**What to do:**
Go through the listing below and gather every line with the word "người".

**** The records

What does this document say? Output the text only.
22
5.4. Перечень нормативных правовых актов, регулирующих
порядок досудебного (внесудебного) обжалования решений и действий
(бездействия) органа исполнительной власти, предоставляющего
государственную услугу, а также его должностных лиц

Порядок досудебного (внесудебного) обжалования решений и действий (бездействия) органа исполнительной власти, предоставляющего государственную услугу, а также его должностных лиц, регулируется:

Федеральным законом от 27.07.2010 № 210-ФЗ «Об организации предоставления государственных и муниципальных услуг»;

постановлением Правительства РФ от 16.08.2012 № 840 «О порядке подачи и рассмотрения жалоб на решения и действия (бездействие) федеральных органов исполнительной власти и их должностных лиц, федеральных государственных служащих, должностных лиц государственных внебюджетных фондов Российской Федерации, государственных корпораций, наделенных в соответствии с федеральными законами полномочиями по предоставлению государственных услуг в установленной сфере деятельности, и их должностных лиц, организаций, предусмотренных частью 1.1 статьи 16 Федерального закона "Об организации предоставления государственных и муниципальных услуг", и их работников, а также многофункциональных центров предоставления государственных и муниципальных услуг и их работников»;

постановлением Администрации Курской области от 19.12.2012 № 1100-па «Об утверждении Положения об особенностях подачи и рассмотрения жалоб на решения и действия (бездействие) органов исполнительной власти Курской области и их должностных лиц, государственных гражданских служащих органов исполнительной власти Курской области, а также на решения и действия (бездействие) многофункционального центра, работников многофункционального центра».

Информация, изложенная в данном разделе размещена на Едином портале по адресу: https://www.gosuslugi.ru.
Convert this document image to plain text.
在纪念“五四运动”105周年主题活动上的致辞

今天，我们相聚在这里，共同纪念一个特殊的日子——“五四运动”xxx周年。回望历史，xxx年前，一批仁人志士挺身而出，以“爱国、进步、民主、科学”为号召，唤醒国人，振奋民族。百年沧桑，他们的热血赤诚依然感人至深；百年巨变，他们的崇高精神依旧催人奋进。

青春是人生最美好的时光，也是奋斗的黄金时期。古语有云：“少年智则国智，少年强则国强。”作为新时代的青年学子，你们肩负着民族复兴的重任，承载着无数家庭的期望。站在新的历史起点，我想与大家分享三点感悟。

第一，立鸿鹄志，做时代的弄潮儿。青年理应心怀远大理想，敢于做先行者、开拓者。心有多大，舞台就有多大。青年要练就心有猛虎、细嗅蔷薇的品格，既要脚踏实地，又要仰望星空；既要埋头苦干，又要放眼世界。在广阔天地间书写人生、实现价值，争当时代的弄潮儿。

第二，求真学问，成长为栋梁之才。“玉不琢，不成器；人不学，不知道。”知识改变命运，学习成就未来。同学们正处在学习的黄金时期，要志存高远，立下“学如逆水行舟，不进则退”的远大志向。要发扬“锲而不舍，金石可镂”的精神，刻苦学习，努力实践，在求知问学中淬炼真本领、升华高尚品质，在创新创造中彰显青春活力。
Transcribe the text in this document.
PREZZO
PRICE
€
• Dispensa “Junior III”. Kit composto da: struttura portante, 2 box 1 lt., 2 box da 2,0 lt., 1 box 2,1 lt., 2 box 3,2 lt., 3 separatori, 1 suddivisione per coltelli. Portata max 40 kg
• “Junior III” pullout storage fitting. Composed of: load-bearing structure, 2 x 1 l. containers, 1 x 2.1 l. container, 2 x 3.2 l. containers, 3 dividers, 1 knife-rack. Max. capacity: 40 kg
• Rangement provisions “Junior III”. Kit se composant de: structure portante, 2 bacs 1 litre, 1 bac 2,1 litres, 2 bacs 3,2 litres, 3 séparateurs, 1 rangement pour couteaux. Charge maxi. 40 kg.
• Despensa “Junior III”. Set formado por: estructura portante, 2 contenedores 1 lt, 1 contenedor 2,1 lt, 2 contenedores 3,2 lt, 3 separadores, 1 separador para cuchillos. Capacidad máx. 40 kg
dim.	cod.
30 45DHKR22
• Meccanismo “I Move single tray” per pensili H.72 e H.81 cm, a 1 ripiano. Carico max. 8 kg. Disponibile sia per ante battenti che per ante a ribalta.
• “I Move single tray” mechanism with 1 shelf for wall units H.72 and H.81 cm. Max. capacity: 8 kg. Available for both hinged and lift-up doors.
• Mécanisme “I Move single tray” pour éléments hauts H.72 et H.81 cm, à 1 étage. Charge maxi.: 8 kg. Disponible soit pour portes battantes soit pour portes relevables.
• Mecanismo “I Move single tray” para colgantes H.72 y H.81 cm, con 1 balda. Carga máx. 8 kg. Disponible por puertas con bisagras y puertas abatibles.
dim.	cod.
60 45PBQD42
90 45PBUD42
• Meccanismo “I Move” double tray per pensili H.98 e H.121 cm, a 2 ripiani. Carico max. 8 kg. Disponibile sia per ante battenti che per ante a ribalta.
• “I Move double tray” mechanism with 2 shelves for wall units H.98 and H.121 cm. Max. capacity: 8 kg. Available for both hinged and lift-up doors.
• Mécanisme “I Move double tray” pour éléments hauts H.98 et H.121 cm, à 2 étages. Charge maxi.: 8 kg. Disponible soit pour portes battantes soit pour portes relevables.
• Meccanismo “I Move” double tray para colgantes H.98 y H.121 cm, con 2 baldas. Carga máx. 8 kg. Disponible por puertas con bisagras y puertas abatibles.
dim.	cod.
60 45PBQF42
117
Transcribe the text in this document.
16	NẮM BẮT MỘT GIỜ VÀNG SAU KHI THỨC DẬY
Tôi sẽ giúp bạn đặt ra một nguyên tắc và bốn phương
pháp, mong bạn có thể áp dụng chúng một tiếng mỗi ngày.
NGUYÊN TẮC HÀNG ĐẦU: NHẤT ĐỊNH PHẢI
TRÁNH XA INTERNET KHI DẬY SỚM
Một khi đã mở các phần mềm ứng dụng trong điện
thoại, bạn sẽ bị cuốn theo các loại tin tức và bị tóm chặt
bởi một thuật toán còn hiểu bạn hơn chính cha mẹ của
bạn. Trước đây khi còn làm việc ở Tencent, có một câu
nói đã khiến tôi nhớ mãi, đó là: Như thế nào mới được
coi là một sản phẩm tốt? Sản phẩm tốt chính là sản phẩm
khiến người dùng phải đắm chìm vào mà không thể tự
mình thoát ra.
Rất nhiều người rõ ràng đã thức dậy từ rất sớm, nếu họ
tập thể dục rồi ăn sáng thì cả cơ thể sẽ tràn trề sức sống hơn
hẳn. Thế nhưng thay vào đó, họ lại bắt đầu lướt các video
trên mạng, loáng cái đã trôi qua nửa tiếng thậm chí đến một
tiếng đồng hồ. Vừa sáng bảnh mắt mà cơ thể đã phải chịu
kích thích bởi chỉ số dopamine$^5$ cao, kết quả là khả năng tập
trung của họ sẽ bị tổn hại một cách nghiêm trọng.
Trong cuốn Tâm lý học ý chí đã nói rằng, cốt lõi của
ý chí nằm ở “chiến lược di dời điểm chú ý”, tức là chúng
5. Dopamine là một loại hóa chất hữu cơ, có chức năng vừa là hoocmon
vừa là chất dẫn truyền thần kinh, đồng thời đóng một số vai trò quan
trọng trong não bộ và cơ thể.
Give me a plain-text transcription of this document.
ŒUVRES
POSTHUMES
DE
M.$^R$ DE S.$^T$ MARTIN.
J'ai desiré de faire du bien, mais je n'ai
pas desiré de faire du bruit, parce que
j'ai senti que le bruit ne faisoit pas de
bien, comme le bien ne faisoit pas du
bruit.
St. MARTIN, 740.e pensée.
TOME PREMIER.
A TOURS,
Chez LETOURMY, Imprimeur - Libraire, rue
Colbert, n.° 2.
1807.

********

**Solution:**
khiến người dùng phải đắm chìm vào mà không thể tự
Rất nhiều người rõ ràng đã thức dậy từ rất sớm, nếu họ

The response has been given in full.